Monday, October 8, 2007

It's over (hopefully)!

Well, I had my last chemo treatment. I had a list of questions for the doctor about what I can and can't do in the upcoming weeks. I have realized that I am now back to prodding and poking. I have lots of appointments scheduled with surgeons, plastic surgeons, and tests. Also, I am trying to squeeze in the everyday appointments too, like dentist appointments for the boys and for me, well visits for the boys, etc.

I felt more anxious today about my last chemo than any other treatment. You would think that I would be jumping for joy right? Just so much more on my mind. The oncologist is confident that the scans I have scheduled in a few weeks will show less cancer. I have also begun the process of preparing for surgery.

Task A:
Rewrite the chemo blog entry between "Monday, October 8, 2007" and "preparing for surgery.", inclusive, with "oncologist" changed to "cancer specialist".
Task B:
Write a continuation of the blog entry about the last chemo treatment, picking up after its final sentence.

Available data:

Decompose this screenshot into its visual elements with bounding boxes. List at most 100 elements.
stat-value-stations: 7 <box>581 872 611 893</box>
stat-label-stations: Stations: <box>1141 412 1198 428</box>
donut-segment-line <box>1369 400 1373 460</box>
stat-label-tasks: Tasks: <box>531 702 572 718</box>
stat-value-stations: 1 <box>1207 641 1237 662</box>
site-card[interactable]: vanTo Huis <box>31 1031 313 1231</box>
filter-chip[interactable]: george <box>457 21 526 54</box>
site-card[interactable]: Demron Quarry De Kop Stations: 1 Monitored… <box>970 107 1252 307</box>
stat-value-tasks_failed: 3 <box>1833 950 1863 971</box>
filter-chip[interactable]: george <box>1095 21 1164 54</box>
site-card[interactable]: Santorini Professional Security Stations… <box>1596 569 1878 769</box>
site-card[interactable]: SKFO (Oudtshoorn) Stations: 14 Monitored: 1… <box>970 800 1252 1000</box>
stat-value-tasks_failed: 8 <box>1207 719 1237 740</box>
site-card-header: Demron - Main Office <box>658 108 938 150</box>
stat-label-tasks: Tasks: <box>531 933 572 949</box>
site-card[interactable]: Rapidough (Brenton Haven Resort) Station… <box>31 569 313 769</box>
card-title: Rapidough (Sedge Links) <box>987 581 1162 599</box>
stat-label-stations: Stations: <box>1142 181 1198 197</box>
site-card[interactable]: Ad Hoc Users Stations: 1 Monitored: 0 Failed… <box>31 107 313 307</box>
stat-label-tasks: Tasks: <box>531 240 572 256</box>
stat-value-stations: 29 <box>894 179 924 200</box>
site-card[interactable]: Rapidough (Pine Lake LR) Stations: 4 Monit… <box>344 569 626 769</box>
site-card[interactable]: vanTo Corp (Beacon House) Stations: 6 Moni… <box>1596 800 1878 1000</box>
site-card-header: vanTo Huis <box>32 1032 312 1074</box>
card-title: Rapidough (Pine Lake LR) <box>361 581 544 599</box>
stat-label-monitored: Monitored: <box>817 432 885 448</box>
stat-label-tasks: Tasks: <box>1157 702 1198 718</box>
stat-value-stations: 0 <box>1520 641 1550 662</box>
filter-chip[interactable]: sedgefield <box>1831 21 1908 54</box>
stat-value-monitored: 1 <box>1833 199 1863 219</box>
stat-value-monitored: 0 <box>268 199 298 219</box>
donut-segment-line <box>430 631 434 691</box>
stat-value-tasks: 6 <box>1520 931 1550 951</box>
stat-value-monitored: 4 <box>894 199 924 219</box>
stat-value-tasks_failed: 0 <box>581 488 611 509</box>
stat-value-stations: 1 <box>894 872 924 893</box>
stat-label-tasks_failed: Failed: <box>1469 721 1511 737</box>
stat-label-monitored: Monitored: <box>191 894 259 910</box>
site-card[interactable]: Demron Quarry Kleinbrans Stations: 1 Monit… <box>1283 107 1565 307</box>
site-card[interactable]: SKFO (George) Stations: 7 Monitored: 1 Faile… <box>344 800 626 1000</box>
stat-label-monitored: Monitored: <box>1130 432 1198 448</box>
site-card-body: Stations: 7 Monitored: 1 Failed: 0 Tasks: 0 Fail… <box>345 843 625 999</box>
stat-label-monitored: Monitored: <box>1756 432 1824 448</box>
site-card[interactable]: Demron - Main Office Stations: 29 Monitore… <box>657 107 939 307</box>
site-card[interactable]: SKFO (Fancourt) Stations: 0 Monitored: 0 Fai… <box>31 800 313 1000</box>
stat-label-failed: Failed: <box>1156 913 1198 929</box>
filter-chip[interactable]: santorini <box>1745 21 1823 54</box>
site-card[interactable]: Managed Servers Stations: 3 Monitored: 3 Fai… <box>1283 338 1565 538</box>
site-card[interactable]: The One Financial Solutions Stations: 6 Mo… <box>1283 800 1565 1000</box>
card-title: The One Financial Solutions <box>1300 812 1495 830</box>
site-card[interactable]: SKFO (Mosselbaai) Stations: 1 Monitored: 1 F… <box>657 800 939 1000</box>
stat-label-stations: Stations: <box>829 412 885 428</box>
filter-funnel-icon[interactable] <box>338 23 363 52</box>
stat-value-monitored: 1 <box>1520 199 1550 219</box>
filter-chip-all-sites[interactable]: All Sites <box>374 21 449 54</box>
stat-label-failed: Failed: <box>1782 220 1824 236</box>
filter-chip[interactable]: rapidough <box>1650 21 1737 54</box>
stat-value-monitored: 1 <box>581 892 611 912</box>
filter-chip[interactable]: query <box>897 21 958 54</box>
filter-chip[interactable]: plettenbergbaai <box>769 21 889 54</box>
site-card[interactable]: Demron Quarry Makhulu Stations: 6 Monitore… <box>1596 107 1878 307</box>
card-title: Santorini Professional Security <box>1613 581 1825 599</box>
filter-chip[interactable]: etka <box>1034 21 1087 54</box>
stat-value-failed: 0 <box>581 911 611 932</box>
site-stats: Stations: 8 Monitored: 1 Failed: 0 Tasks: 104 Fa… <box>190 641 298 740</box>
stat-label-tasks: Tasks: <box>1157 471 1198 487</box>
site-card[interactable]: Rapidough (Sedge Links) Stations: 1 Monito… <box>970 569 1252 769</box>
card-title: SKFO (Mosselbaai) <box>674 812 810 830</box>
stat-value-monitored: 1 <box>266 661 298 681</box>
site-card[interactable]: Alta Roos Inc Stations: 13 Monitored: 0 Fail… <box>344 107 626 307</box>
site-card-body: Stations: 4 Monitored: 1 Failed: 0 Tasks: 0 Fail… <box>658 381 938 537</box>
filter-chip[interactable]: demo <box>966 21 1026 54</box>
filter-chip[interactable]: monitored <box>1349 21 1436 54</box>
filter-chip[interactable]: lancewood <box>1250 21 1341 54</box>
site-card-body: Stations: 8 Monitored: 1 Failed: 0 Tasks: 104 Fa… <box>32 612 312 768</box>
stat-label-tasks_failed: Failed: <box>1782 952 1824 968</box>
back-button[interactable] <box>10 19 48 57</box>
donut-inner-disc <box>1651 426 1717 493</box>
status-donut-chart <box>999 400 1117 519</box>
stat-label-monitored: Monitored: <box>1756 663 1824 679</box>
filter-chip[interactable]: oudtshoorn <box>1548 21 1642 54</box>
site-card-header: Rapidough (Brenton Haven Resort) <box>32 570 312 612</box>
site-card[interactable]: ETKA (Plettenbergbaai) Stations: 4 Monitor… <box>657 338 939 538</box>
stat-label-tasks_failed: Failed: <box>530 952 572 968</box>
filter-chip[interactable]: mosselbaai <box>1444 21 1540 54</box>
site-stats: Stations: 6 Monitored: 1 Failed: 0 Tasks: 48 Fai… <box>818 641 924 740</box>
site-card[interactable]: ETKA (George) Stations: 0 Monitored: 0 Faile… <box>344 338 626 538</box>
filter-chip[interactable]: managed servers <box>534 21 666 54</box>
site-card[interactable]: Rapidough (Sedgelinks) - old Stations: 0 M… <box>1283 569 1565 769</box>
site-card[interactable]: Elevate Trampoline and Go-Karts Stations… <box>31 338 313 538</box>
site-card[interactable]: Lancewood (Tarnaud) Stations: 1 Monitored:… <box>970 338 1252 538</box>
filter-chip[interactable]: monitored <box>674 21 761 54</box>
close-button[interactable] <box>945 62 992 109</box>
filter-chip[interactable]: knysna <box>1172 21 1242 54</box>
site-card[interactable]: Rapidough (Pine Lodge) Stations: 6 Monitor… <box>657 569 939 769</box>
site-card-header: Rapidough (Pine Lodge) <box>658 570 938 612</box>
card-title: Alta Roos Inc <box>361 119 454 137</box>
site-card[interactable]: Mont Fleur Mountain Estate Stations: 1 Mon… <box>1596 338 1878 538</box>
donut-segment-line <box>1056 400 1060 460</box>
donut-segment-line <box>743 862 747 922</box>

Expected answer A:
Monday, October 8, 2007

It's over (hopefully)!

Well, I had my last chemo treatment. I had a list of questions for the doctor about what I can and can't do in the upcoming weeks. I have realized that I am now back to prodding and poking. I have lots of appointments scheduled with surgeons, plastic surgeons, and tests. Also, I am trying to squeeze in the everyday appointments too, like dentist appointments for the boys and for me, well visits for the boys, etc.

I felt more anxious today about my last chemo than any other treatment. You would think that I would be jumping for joy right? Just so much more on my mind. The cancer specialist is confident that the scans I have scheduled in a few weeks will show less cancer. I have also begun the process of preparing for surgery.

Expected answer B:
I felt like I was stepping into the ring this morning, ready to fight this beast, but that quickly turned into a whole lot of anxiety. When I walked David into school this morning, I spotted a friend and we began singing the "Rocky" theme music. That song was also played at our wedding reception when we were introduced. I have the song in my profile, if you would like to hear it.

One thing that helped today was that we talked to the oncologist about having a bilateral mastectomy, to remove the healthy breast as a preventive measure. He asked if we had made a decision and I told him I was leaning in that direction. I told him my reasons why and he told me that he could support that decision.

I now get to endure my chemo week, with some confidence that this is the last time I will have to go through this.